:: Given entries ::

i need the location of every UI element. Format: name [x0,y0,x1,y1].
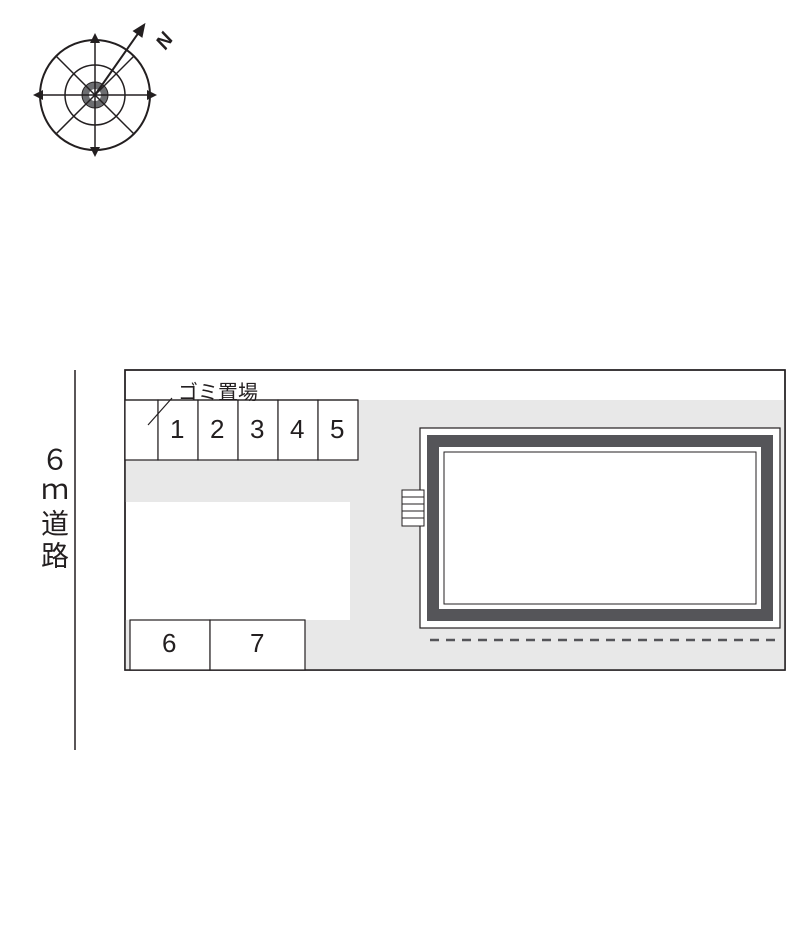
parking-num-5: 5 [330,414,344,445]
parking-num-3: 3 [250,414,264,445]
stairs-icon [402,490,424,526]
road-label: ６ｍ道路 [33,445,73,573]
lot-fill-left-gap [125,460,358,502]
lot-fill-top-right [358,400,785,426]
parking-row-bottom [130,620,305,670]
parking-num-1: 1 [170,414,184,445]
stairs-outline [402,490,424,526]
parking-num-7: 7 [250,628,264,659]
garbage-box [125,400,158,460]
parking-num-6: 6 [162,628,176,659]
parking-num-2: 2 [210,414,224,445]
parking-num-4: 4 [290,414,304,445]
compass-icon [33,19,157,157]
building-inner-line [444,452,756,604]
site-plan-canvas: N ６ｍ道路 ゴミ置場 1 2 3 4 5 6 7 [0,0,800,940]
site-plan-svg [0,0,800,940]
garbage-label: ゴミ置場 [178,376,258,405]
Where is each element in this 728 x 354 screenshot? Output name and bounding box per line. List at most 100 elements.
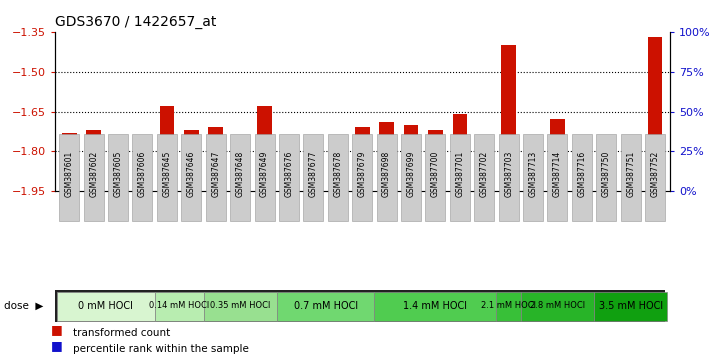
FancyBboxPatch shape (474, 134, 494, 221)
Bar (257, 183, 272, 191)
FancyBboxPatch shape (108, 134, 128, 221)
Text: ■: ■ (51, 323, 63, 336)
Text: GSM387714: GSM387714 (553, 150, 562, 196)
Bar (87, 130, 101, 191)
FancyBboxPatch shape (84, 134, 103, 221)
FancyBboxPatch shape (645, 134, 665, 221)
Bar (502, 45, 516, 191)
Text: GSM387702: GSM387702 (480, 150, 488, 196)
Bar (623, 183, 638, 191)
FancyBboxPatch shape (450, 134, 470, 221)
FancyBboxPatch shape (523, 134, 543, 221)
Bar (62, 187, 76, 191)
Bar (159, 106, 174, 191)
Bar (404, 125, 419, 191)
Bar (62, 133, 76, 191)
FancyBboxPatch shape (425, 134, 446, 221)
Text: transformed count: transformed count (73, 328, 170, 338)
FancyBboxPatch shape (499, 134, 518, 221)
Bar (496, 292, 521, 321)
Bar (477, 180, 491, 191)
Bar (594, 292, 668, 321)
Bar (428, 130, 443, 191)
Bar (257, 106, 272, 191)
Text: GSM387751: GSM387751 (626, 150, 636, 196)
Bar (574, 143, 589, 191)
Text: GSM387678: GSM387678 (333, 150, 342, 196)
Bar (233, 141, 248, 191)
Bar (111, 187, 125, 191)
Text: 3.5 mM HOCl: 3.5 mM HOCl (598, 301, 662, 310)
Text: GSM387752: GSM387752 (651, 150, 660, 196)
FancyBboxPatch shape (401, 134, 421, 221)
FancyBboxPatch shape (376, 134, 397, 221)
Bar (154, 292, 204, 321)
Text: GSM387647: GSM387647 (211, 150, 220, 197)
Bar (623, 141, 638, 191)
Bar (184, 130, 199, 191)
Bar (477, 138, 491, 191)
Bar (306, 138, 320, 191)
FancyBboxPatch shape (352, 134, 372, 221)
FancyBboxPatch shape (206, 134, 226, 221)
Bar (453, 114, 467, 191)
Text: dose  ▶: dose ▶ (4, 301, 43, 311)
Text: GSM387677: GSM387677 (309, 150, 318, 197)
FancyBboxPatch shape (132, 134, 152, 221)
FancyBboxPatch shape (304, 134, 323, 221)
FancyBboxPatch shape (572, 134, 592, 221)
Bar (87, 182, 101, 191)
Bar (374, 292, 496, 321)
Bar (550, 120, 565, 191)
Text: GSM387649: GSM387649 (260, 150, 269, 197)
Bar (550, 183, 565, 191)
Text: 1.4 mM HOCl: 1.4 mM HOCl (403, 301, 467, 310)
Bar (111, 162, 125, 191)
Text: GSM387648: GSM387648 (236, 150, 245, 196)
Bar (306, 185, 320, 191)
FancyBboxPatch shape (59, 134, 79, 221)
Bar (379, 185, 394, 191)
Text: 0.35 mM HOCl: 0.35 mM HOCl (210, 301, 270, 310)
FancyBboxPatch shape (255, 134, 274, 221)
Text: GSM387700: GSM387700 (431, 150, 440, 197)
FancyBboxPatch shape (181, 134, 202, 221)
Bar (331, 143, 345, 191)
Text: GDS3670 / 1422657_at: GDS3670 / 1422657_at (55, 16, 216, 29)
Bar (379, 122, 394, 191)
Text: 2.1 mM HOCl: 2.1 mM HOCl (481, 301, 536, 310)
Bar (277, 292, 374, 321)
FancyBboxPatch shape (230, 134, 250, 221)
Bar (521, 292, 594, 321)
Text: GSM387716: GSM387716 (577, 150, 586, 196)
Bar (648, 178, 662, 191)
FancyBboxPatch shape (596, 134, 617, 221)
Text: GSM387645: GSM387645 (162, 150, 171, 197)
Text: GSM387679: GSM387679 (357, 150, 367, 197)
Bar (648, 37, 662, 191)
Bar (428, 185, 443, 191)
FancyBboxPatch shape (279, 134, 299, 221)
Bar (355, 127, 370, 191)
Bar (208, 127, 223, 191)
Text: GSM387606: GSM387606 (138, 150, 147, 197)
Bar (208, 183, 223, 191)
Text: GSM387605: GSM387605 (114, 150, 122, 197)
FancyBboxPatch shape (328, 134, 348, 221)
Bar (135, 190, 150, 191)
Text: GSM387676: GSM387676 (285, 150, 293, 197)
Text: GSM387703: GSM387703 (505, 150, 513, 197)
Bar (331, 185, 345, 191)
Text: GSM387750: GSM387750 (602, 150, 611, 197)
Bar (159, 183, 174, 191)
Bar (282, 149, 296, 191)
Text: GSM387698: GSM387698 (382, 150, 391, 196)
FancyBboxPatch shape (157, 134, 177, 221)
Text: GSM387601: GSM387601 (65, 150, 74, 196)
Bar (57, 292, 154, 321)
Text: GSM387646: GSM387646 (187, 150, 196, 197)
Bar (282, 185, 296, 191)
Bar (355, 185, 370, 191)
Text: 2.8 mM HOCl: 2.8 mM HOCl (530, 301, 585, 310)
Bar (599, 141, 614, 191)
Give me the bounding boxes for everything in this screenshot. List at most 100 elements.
--
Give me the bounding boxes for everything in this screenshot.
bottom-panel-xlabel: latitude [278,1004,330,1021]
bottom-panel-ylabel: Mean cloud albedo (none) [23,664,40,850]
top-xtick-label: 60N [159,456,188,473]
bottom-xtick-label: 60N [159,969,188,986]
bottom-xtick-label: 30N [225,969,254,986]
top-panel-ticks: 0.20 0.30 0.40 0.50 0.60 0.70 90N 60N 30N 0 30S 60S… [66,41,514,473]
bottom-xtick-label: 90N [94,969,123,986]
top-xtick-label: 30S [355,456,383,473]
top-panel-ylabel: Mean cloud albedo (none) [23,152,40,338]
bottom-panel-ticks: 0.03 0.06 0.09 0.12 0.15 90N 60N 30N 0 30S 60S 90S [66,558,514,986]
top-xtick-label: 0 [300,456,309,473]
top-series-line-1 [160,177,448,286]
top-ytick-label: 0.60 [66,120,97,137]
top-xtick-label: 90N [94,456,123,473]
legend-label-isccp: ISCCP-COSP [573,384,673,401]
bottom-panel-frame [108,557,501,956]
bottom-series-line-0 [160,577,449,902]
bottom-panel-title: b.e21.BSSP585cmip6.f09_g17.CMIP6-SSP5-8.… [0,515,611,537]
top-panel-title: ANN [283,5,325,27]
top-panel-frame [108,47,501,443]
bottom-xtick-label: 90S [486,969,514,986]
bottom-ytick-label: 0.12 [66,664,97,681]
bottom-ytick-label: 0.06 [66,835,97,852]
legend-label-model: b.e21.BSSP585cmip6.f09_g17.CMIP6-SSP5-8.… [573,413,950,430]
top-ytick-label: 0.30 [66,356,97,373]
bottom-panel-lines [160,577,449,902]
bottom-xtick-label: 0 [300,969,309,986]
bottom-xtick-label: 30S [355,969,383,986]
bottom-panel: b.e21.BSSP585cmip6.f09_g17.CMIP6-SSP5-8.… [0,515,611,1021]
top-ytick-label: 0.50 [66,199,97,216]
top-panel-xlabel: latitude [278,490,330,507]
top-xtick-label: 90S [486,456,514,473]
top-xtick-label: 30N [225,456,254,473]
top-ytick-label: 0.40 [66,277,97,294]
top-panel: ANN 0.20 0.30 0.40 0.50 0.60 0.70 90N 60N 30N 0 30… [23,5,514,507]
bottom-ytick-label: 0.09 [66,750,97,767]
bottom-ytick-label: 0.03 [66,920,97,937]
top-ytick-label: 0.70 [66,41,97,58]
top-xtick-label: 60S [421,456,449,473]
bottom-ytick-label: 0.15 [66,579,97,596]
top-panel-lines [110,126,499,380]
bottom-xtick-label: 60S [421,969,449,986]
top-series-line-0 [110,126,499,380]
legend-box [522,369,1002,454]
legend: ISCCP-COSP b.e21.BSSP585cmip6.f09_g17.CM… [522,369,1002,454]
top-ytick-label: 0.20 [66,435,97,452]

:: Short exercise ::
Starting at the line containing "FancyBboxPatch shape (474, 134, 494, 221)" and stopping after the line containing "FancyBboxPatch shape (132, 134, 152, 221)", rewrite those lines with "FancyBboxPatch shape" changed to "Rectangle", leaving everything else as it is.

:: Task result ::
Rectangle (474, 134, 494, 221)
Bar (257, 183, 272, 191)
Rectangle (108, 134, 128, 221)
Text: ■: ■ (51, 323, 63, 336)
Text: GSM387714: GSM387714 (553, 150, 562, 196)
Bar (87, 130, 101, 191)
Rectangle (84, 134, 103, 221)
Rectangle (645, 134, 665, 221)
Bar (502, 45, 516, 191)
Text: GSM387702: GSM387702 (480, 150, 488, 196)
Bar (623, 183, 638, 191)
Rectangle (450, 134, 470, 221)
Rectangle (523, 134, 543, 221)
Bar (62, 187, 76, 191)
Bar (159, 106, 174, 191)
Bar (404, 125, 419, 191)
Bar (62, 133, 76, 191)
Rectangle (425, 134, 446, 221)
Text: transformed count: transformed count (73, 328, 170, 338)
Rectangle (499, 134, 518, 221)
Bar (496, 292, 521, 321)
Bar (477, 180, 491, 191)
Bar (594, 292, 668, 321)
Bar (428, 130, 443, 191)
Bar (257, 106, 272, 191)
Text: GSM387751: GSM387751 (626, 150, 636, 196)
Bar (574, 143, 589, 191)
Text: GSM387678: GSM387678 (333, 150, 342, 196)
Bar (233, 141, 248, 191)
Bar (111, 187, 125, 191)
Text: 3.5 mM HOCl: 3.5 mM HOCl (598, 301, 662, 310)
Text: GSM387752: GSM387752 (651, 150, 660, 196)
Rectangle (401, 134, 421, 221)
Rectangle (376, 134, 397, 221)
Bar (154, 292, 204, 321)
Text: GSM387647: GSM387647 (211, 150, 220, 197)
Bar (623, 141, 638, 191)
Bar (184, 130, 199, 191)
Bar (477, 138, 491, 191)
Bar (306, 138, 320, 191)
Rectangle (352, 134, 372, 221)
Rectangle (206, 134, 226, 221)
Bar (453, 114, 467, 191)
Text: dose  ▶: dose ▶ (4, 301, 43, 311)
Text: GSM387677: GSM387677 (309, 150, 318, 197)
Rectangle (132, 134, 152, 221)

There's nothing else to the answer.